Stated problem:
Read the entries below and pull out each line with the string "老干部阅览室订党报党刊购买书籍".

>>

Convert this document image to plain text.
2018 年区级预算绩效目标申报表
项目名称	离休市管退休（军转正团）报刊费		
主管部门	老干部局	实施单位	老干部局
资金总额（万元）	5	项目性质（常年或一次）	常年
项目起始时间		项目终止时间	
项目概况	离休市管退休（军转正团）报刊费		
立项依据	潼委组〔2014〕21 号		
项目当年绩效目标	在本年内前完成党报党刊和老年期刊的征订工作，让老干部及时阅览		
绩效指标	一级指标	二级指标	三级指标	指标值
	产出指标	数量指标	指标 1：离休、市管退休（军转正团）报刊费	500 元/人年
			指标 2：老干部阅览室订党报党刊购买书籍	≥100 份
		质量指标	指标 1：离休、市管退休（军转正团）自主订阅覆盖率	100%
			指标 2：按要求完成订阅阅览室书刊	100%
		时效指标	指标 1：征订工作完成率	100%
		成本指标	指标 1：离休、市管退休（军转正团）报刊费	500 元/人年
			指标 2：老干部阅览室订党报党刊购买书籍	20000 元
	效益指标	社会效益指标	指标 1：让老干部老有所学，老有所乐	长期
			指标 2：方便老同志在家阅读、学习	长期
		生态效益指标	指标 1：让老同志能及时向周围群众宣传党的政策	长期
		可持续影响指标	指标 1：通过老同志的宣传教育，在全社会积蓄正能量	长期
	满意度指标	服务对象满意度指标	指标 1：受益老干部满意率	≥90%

<<

Response to this task:
			指标 2：老干部阅览室订党报党刊购买书籍	≥100 份
			指标 2：老干部阅览室订党报党刊购买书籍	20000 元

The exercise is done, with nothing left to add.